---------- Passage to read

CIA, FBI shifted attention to Al Qaeda and later ISIS after 9/11
by Jonathan Broder and Jeff Stein
U.S. intelligence agencies let their attention wander away from Iran-backed terror groups in their pursuit of al Qaeda in Afghanistan and ISIS in Iraq over the past two decades, leaving them vulnerable to plots by Hamas and Hezbollah for attacks here as passions rage over U.S. backing for Israel’s onslaught in Gaza, former FBI and CIA officials tell SpyTalk.
Ismail Haniya, Hamas’s leader, at a rare news conference in Gaza City recently. [ Photo credit Mohammed Salem/Reuters ] |
After the Sept. 11, 2001 terrorist attacks on New York and the Pentagon in 2001, the CIA effectively subcontracted surveillance and intelligence-gathering on Hamas to the Israelis, says former CIA operations officer Marc Polymeropoulos. So when Israeli intelligence failed to prevent the Oct. 7 Hamas attack that killed at least 1,200 people and took 240 hostages, Israel’s intelligence blunder also exposed a U.S. intelligence failure—one that could now cost American lives, Polymeropoulos, as well as present and former FBI officials say.

--------------------
---------- Dataset records

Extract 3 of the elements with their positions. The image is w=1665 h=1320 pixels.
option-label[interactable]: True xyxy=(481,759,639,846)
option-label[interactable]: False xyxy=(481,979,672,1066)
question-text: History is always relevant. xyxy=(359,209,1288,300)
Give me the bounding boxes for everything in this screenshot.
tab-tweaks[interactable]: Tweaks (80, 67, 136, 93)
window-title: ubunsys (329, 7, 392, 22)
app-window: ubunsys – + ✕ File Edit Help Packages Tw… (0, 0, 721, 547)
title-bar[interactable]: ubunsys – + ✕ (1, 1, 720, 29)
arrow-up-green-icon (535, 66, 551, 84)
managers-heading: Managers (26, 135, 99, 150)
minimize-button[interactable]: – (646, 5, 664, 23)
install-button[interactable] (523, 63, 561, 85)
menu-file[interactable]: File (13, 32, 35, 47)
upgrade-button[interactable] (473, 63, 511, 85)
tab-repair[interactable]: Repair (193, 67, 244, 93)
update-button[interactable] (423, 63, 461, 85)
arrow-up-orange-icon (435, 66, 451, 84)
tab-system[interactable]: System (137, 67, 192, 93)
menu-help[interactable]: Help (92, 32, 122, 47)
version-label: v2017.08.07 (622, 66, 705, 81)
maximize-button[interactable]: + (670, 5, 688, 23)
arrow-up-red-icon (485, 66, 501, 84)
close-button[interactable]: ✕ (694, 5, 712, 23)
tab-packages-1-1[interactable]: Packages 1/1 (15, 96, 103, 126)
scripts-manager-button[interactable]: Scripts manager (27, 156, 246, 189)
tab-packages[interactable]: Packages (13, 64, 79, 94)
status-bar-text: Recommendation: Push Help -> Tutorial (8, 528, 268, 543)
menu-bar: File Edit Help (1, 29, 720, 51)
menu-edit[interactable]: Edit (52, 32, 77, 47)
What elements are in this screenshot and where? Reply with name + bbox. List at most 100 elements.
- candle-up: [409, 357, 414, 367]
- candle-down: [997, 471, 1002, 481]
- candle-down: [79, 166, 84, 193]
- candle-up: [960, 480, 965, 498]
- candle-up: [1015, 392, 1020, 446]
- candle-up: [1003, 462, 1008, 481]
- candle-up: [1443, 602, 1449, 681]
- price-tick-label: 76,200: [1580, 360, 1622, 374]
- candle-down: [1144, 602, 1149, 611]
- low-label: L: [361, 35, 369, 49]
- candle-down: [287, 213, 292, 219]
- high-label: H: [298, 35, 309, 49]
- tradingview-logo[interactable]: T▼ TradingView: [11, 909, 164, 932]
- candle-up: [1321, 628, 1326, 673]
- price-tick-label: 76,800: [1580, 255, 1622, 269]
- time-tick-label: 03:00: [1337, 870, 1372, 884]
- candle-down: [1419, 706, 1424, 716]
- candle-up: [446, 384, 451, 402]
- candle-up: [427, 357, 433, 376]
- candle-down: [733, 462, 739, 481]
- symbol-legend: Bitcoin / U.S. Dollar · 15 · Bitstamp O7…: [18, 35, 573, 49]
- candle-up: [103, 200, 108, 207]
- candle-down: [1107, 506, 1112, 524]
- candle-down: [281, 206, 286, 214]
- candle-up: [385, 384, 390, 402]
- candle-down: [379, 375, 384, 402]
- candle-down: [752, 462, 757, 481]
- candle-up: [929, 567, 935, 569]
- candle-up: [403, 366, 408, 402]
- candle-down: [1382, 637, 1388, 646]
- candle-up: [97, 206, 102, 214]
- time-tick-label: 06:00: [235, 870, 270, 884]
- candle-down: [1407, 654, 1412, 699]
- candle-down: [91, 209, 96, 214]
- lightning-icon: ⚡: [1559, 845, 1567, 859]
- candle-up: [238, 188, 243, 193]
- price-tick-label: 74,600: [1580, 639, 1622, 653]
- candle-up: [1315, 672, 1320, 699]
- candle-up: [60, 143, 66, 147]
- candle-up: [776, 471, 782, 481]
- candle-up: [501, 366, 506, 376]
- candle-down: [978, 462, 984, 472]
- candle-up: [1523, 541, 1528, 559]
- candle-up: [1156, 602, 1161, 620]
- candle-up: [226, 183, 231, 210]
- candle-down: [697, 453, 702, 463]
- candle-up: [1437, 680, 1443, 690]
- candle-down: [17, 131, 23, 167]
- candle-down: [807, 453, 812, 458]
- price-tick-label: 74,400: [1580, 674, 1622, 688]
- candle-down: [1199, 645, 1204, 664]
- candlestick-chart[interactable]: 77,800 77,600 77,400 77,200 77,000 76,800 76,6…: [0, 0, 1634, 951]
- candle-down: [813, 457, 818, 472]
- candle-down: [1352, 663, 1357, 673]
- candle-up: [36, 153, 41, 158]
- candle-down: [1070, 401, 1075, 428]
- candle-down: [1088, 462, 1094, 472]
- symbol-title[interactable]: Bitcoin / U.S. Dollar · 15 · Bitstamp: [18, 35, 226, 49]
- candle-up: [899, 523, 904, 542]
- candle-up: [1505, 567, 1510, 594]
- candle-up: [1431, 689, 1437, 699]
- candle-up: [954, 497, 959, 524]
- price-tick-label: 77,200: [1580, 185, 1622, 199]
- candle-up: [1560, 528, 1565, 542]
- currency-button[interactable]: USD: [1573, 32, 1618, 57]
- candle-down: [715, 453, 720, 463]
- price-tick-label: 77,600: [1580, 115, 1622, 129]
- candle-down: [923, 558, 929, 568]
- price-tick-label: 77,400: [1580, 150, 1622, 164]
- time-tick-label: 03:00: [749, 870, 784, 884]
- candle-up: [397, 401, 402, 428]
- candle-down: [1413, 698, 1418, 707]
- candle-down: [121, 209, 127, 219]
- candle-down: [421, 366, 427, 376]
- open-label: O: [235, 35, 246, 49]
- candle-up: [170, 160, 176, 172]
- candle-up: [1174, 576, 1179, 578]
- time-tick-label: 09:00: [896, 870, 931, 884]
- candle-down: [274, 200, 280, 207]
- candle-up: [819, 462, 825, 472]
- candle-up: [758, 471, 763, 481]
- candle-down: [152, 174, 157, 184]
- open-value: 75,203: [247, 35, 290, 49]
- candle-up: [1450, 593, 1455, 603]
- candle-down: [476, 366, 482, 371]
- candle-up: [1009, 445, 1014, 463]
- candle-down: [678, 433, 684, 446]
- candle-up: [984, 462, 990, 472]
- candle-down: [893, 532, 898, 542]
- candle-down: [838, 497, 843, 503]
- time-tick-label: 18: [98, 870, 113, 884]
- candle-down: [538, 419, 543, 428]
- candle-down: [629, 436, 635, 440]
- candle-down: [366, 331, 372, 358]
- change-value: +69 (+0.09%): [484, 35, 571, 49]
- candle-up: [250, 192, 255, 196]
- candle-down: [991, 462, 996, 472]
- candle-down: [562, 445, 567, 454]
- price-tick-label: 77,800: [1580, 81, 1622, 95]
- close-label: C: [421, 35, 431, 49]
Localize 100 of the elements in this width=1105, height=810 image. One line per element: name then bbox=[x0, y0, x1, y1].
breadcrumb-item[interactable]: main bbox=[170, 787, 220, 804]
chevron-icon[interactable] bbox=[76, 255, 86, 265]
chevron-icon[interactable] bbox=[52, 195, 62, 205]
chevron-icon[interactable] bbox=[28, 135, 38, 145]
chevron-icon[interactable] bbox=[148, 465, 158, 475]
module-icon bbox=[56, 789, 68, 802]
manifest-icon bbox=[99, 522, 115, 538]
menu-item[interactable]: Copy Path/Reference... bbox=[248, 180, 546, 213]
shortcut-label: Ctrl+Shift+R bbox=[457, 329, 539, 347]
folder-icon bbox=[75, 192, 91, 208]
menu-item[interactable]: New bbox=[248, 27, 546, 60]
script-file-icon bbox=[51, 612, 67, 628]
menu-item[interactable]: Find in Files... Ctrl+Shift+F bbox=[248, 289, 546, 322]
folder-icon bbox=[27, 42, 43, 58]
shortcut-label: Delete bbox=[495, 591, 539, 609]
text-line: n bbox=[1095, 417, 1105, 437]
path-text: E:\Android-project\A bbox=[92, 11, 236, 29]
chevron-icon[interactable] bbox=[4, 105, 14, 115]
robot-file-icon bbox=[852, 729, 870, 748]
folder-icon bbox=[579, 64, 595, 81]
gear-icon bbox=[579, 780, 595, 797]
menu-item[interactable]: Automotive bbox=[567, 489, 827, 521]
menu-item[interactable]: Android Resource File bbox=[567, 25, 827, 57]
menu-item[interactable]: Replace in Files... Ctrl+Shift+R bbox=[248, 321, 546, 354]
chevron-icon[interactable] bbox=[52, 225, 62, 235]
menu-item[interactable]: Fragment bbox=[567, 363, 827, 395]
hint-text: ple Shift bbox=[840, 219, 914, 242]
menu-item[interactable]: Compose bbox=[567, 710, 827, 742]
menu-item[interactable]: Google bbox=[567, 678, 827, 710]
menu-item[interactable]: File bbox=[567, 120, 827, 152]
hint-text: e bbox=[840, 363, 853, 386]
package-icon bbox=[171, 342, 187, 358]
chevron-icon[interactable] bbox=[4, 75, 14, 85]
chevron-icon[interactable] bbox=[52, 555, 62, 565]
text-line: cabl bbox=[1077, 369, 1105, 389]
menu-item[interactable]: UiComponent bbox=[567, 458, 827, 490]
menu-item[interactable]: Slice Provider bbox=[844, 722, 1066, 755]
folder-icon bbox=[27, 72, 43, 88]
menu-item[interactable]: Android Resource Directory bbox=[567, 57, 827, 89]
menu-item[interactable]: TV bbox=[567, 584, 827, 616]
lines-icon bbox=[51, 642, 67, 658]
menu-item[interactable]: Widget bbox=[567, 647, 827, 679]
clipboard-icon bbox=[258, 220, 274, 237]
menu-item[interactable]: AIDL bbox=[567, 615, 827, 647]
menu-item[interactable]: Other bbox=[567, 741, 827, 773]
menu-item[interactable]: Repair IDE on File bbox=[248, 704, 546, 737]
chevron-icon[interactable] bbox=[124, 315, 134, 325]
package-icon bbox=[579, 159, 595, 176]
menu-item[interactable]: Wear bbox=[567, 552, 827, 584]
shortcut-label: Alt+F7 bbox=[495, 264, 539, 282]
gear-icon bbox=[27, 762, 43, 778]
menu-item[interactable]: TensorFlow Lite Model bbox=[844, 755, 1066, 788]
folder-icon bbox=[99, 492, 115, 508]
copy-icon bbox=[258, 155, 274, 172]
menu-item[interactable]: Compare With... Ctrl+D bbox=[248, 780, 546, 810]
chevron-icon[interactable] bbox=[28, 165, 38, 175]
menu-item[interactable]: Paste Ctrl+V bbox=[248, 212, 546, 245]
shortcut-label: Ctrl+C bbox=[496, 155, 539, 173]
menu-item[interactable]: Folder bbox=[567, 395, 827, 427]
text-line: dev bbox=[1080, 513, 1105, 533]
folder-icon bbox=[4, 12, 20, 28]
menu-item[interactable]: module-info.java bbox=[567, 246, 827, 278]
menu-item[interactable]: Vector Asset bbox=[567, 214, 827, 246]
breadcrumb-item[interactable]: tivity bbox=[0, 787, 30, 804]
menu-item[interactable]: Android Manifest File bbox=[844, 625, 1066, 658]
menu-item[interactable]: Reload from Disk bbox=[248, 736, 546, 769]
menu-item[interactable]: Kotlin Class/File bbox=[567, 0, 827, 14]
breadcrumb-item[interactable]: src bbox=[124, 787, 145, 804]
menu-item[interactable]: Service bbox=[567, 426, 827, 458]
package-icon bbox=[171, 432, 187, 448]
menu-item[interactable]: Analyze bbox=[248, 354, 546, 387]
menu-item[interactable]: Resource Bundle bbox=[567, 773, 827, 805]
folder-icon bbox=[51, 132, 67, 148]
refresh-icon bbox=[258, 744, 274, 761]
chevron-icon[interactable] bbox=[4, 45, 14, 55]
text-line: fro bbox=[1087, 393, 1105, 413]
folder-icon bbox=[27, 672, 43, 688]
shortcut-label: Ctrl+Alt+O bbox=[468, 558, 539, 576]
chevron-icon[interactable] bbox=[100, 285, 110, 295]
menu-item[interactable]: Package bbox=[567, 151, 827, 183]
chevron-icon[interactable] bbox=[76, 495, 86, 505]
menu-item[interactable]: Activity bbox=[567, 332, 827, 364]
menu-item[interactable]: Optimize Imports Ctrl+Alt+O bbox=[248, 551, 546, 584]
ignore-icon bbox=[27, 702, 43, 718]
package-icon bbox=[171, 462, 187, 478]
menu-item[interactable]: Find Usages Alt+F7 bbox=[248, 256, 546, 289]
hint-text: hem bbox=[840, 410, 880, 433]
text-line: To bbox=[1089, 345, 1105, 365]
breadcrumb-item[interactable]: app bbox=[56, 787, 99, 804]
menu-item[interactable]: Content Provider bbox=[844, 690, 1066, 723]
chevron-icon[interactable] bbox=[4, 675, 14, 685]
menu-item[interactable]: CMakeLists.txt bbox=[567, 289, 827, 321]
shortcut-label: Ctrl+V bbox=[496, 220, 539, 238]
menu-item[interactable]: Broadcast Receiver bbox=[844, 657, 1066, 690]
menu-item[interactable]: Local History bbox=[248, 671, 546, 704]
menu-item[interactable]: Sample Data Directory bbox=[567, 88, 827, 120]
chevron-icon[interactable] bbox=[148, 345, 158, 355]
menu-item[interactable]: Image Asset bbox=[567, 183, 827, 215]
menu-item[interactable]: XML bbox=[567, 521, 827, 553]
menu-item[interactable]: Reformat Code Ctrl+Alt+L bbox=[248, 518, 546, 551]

--------------------

**Task objective**
Copy out the full news article about U.S. intelligence agencies shifting their focus after 9/11, word for word.

**Task output**
CIA, FBI shifted attention to Al Qaeda and later ISIS after 9/11
by Jonathan Broder and Jeff Stein
U.S. intelligence agencies let their attention wander away from Iran-backed terror groups in their pursuit of al Qaeda in Afghanistan and ISIS in Iraq over the past two decades, leaving them vulnerable to plots by Hamas and Hezbollah for attacks here as passions rage over U.S. backing for Israel’s onslaught in Gaza, former FBI and CIA officials tell SpyTalk.
Ismail Haniya, Hamas’s leader, at a rare news conference in Gaza City recently. [ Photo credit Mohammed Salem/Reuters ] |
After the Sept. 11, 2001 terrorist attacks on New York and the Pentagon in 2001, the CIA effectively subcontracted surveillance and intelligence-gathering on Hamas to the Israelis, says former CIA operations officer Marc Polymeropoulos. So when Israeli intelligence failed to prevent the Oct. 7 Hamas attack that killed at least 1,200 people and took 240 hostages, Israel’s intelligence blunder also exposed a U.S. intelligence failure—one that could now cost American lives, Polymeropoulos, as well as present and former FBI officials say.